> Written problem:
Restate the whole of the material. Keep every word, and drop the pictures.

> Records to process:
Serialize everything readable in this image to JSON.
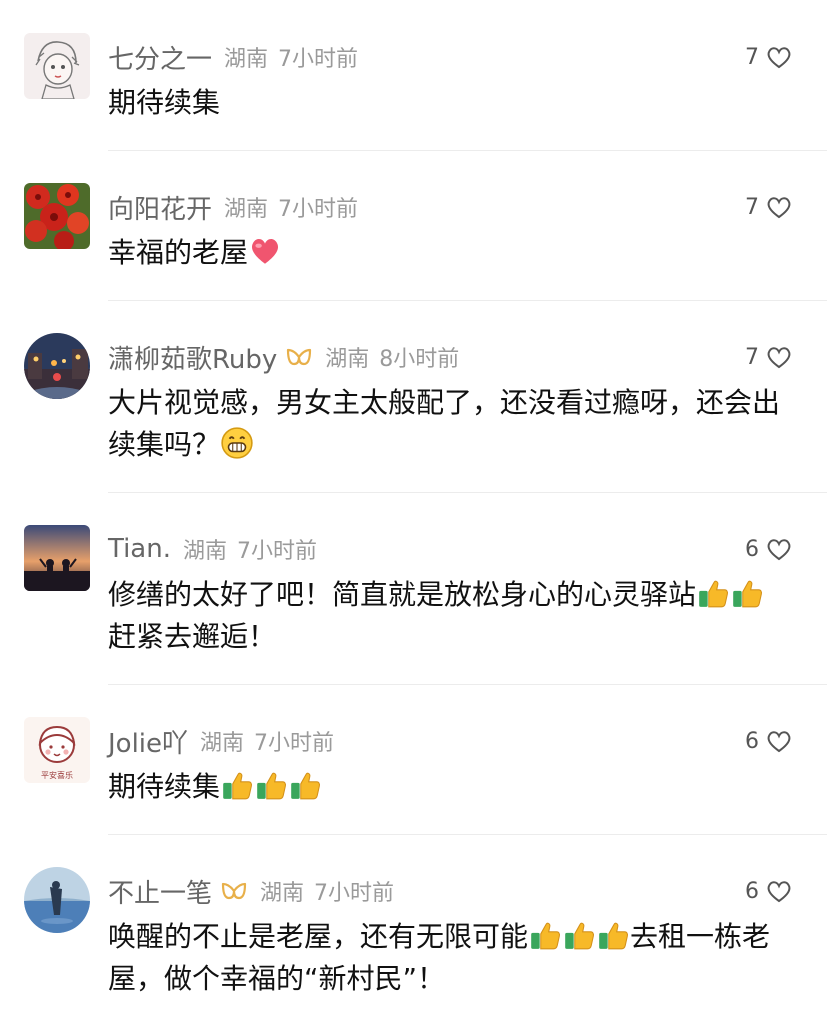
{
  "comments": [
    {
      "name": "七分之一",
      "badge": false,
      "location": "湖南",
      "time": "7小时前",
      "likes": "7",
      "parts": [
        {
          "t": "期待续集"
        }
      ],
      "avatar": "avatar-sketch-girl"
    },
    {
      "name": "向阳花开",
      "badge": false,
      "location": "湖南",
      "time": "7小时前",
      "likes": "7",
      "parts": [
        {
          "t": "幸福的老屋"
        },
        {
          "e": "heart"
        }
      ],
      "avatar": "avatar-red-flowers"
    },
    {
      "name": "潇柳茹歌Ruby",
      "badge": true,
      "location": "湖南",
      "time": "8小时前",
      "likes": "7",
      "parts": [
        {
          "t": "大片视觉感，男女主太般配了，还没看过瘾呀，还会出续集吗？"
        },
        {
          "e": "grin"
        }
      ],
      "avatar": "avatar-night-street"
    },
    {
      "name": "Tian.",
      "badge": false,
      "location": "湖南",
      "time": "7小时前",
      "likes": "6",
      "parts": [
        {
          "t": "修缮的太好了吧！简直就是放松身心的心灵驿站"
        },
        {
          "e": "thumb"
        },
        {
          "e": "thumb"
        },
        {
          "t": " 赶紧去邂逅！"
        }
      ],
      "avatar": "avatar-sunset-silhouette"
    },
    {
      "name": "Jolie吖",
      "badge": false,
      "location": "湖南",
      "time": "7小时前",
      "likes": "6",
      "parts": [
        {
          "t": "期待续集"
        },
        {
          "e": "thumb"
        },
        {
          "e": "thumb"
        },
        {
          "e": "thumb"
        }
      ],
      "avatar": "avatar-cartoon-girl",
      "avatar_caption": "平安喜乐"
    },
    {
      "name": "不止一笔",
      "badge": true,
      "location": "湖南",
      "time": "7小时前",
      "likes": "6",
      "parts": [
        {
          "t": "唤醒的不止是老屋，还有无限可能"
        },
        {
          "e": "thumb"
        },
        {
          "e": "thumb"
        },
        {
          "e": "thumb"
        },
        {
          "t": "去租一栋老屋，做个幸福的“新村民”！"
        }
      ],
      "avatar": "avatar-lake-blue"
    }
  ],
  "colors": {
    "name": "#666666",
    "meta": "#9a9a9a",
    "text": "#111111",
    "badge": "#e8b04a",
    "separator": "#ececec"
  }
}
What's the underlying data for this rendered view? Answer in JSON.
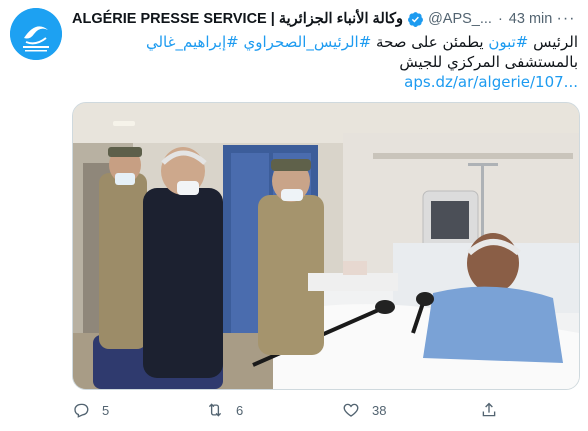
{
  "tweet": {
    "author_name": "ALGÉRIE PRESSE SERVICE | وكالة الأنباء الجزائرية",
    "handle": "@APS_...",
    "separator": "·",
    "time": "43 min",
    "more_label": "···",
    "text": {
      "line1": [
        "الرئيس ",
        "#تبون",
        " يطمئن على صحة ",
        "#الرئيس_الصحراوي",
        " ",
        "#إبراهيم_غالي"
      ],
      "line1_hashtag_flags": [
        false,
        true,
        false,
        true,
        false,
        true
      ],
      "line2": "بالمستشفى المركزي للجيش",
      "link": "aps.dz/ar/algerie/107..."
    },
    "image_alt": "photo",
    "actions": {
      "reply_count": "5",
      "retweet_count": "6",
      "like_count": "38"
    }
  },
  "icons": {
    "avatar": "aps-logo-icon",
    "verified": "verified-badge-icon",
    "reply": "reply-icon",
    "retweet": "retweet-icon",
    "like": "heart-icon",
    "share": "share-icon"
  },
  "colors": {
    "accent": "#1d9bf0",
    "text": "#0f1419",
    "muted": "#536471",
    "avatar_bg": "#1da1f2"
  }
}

> Exercise answer:
Serialize everything readable in this image to JSON.
{
  "comments": [
    {
      "name": "七分之一",
      "badge": false,
      "location": "湖南",
      "time": "7小时前",
      "likes": "7",
      "parts": [
        {
          "t": "期待续集"
        }
      ],
      "avatar": "avatar-sketch-girl"
    },
    {
      "name": "向阳花开",
      "badge": false,
      "location": "湖南",
      "time": "7小时前",
      "likes": "7",
      "parts": [
        {
          "t": "幸福的老屋"
        },
        {
          "e": "heart"
        }
      ],
      "avatar": "avatar-red-flowers"
    },
    {
      "name": "潇柳茹歌Ruby",
      "badge": true,
      "location": "湖南",
      "time": "8小时前",
      "likes": "7",
      "parts": [
        {
          "t": "大片视觉感，男女主太般配了，还没看过瘾呀，还会出续集吗？"
        },
        {
          "e": "grin"
        }
      ],
      "avatar": "avatar-night-street"
    },
    {
      "name": "Tian.",
      "badge": false,
      "location": "湖南",
      "time": "7小时前",
      "likes": "6",
      "parts": [
        {
          "t": "修缮的太好了吧！简直就是放松身心的心灵驿站"
        },
        {
          "e": "thumb"
        },
        {
          "e": "thumb"
        },
        {
          "t": " 赶紧去邂逅！"
        }
      ],
      "avatar": "avatar-sunset-silhouette"
    },
    {
      "name": "Jolie吖",
      "badge": false,
      "location": "湖南",
      "time": "7小时前",
      "likes": "6",
      "parts": [
        {
          "t": "期待续集"
        },
        {
          "e": "thumb"
        },
        {
          "e": "thumb"
        },
        {
          "e": "thumb"
        }
      ],
      "avatar": "avatar-cartoon-girl",
      "avatar_caption": "平安喜乐"
    },
    {
      "name": "不止一笔",
      "badge": true,
      "location": "湖南",
      "time": "7小时前",
      "likes": "6",
      "parts": [
        {
          "t": "唤醒的不止是老屋，还有无限可能"
        },
        {
          "e": "thumb"
        },
        {
          "e": "thumb"
        },
        {
          "e": "thumb"
        },
        {
          "t": "去租一栋老屋，做个幸福的“新村民”！"
        }
      ],
      "avatar": "avatar-lake-blue"
    }
  ],
  "colors": {
    "name": "#666666",
    "meta": "#9a9a9a",
    "text": "#111111",
    "badge": "#e8b04a",
    "separator": "#ececec"
  }
}
What's the underlying data for this rendered view? Answer in JSON.
{
  "tweet": {
    "author_name": "ALGÉRIE PRESSE SERVICE | وكالة الأنباء الجزائرية",
    "handle": "@APS_...",
    "separator": "·",
    "time": "43 min",
    "more_label": "···",
    "text": {
      "line1": [
        "الرئيس ",
        "#تبون",
        " يطمئن على صحة ",
        "#الرئيس_الصحراوي",
        " ",
        "#إبراهيم_غالي"
      ],
      "line1_hashtag_flags": [
        false,
        true,
        false,
        true,
        false,
        true
      ],
      "line2": "بالمستشفى المركزي للجيش",
      "link": "aps.dz/ar/algerie/107..."
    },
    "image_alt": "photo",
    "actions": {
      "reply_count": "5",
      "retweet_count": "6",
      "like_count": "38"
    }
  },
  "icons": {
    "avatar": "aps-logo-icon",
    "verified": "verified-badge-icon",
    "reply": "reply-icon",
    "retweet": "retweet-icon",
    "like": "heart-icon",
    "share": "share-icon"
  },
  "colors": {
    "accent": "#1d9bf0",
    "text": "#0f1419",
    "muted": "#536471",
    "avatar_bg": "#1da1f2"
  }
}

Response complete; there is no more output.